**What to produce**
Here are some records. Copy each one exactly.

**Data shown**
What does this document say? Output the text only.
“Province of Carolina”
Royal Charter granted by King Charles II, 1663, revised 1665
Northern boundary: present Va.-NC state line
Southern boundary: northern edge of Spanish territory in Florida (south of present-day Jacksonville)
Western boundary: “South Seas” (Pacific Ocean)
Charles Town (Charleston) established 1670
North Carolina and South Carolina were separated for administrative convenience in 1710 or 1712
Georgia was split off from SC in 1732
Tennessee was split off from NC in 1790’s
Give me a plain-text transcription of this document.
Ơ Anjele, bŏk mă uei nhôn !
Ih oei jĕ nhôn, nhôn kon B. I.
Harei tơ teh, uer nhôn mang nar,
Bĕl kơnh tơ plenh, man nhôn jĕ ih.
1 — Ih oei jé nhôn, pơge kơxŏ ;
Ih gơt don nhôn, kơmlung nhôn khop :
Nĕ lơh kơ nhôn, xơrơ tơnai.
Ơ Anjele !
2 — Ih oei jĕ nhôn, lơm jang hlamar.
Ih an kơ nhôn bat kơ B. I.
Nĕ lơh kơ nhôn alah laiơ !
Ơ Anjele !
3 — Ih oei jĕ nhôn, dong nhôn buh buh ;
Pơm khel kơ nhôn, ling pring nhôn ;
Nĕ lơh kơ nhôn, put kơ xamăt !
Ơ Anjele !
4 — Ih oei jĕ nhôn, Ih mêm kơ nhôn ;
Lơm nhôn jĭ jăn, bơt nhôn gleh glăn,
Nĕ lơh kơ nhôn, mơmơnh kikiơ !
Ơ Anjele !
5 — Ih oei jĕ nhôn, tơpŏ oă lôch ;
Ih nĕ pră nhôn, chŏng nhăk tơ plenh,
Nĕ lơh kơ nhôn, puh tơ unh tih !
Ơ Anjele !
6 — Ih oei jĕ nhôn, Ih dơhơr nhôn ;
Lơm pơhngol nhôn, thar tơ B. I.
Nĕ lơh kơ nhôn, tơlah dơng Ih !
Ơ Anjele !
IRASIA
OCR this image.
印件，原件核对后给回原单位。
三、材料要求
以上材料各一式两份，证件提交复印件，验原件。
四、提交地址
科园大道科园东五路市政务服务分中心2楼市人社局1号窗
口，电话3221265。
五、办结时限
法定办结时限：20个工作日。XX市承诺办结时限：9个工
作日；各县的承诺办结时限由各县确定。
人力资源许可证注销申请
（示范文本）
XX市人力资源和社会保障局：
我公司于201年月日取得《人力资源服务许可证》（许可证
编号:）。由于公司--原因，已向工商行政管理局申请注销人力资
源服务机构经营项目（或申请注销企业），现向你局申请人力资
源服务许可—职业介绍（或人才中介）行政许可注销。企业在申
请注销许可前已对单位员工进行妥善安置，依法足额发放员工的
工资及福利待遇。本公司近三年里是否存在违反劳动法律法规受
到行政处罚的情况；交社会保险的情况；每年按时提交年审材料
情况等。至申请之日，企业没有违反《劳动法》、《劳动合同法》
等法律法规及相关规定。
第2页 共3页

**Solution to this problem**
What does this document say? Output the text only.
“Province of Carolina”
Royal Charter granted by King Charles II, 1663, revised 1665
Northern boundary: present Va.-NC state line
Southern boundary: northern edge of Spanish territory in Florida (south of present-day Jacksonville)
Western boundary: “South Seas” (Pacific Ocean)
Charles Town (Charleston) established 1670
North Carolina and South Carolina were separated for administrative convenience in 1710 or 1712
Georgia was split off from SC in 1732
Tennessee was split off from NC in 1790’s
Give me a plain-text transcription of this document.
Ơ Anjele, bŏk mă uei nhôn !
Ih oei jĕ nhôn, nhôn kon B. I.
Harei tơ teh, uer nhôn mang nar,
Bĕl kơnh tơ plenh, man nhôn jĕ ih.
1 — Ih oei jé nhôn, pơge kơxŏ ;
Ih gơt don nhôn, kơmlung nhôn khop :
Nĕ lơh kơ nhôn, xơrơ tơnai.
Ơ Anjele !
2 — Ih oei jĕ nhôn, lơm jang hlamar.
Ih an kơ nhôn bat kơ B. I.
Nĕ lơh kơ nhôn alah laiơ !
Ơ Anjele !
3 — Ih oei jĕ nhôn, dong nhôn buh buh ;
Pơm khel kơ nhôn, ling pring nhôn ;
Nĕ lơh kơ nhôn, put kơ xamăt !
Ơ Anjele !
4 — Ih oei jĕ nhôn, Ih mêm kơ nhôn ;
Lơm nhôn jĭ jăn, bơt nhôn gleh glăn,
Nĕ lơh kơ nhôn, mơmơnh kikiơ !
Ơ Anjele !
5 — Ih oei jĕ nhôn, tơpŏ oă lôch ;
Ih nĕ pră nhôn, chŏng nhăk tơ plenh,
Nĕ lơh kơ nhôn, puh tơ unh tih !
Ơ Anjele !
6 — Ih oei jĕ nhôn, Ih dơhơr nhôn ;
Lơm pơhngol nhôn, thar tơ B. I.
Nĕ lơh kơ nhôn, tơlah dơng Ih !
Ơ Anjele !
IRASIA
OCR this image.
印件，原件核对后给回原单位。
三、材料要求
以上材料各一式两份，证件提交复印件，验原件。
四、提交地址
科园大道科园东五路市政务服务分中心2楼市人社局1号窗
口，电话3221265。
五、办结时限
法定办结时限：20个工作日。XX市承诺办结时限：9个工
作日；各县的承诺办结时限由各县确定。
人力资源许可证注销申请
（示范文本）
XX市人力资源和社会保障局：
我公司于201年月日取得《人力资源服务许可证》（许可证
编号:）。由于公司--原因，已向工商行政管理局申请注销人力资
源服务机构经营项目（或申请注销企业），现向你局申请人力资
源服务许可—职业介绍（或人才中介）行政许可注销。企业在申
请注销许可前已对单位员工进行妥善安置，依法足额发放员工的
工资及福利待遇。本公司近三年里是否存在违反劳动法律法规受
到行政处罚的情况；交社会保险的情况；每年按时提交年审材料
情况等。至申请之日，企业没有违反《劳动法》、《劳动合同法》
等法律法规及相关规定。
第2页 共3页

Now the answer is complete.